Exercise description: Repeat all the material exactly; pictures stay out of your copy.

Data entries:
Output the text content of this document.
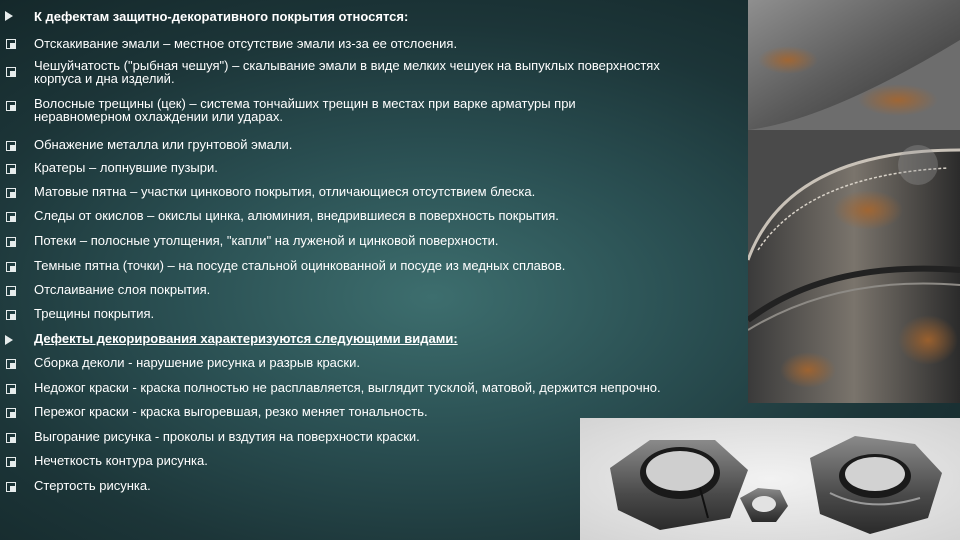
К дефектам защитно-декоративного покрытия относятся:
Отскакивание эмали – местное отсутствие эмали из-за ее отслоения.
Чешуйчатость ("рыбная чешуя") – скалывание эмали в виде мелких чешуек на выпуклых поверхностях
корпуса и дна изделий.
Волосные трещины (цек) – система тончайших трещин в местах при варке арматуры при
неравномерном охлаждении или ударах.
Обнажение металла или грунтовой эмали.
Кратеры – лопнувшие пузыри.
Матовые пятна – участки цинкового покрытия, отличающиеся отсутствием блеска.
Следы от окислов – окислы цинка, алюминия, внедрившиеся в поверхность покрытия.
Потеки – полосные утолщения, "капли" на луженой и цинковой поверхности.
Темные пятна (точки) – на посуде стальной оцинкованной и посуде из медных сплавов.
Отслаивание слоя покрытия.
Трещины покрытия.
Дефекты декорирования характеризуются следующими видами:
Сборка деколи - нарушение рисунка и разрыв краски.
Недожог краски - краска полностью не расплавляется, выглядит тусклой, матовой, держится непрочно.
Пережог краски - краска выгоревшая, резко меняет тональность.
Выгорание рисунка - проколы и вздутия на поверхности краски.
Нечеткость контура рисунка.
Стертость рисунка.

Finished answer:
Output the text content of this document.
К дефектам защитно-декоративного покрытия относятся:
Отскакивание эмали – местное отсутствие эмали из-за ее отслоения.
Чешуйчатость ("рыбная чешуя") – скалывание эмали в виде мелких чешуек на выпуклых поверхностях
корпуса и дна изделий.
Волосные трещины (цек) – система тончайших трещин в местах при варке арматуры при
неравномерном охлаждении или ударах.
Обнажение металла или грунтовой эмали.
Кратеры – лопнувшие пузыри.
Матовые пятна – участки цинкового покрытия, отличающиеся отсутствием блеска.
Следы от окислов – окислы цинка, алюминия, внедрившиеся в поверхность покрытия.
Потеки – полосные утолщения, "капли" на луженой и цинковой поверхности.
Темные пятна (точки) – на посуде стальной оцинкованной и посуде из медных сплавов.
Отслаивание слоя покрытия.
Трещины покрытия.
Дефекты декорирования характеризуются следующими видами:
Сборка деколи - нарушение рисунка и разрыв краски.
Недожог краски - краска полностью не расплавляется, выглядит тусклой, матовой, держится непрочно.
Пережог краски - краска выгоревшая, резко меняет тональность.
Выгорание рисунка - проколы и вздутия на поверхности краски.
Нечеткость контура рисунка.
Стертость рисунка.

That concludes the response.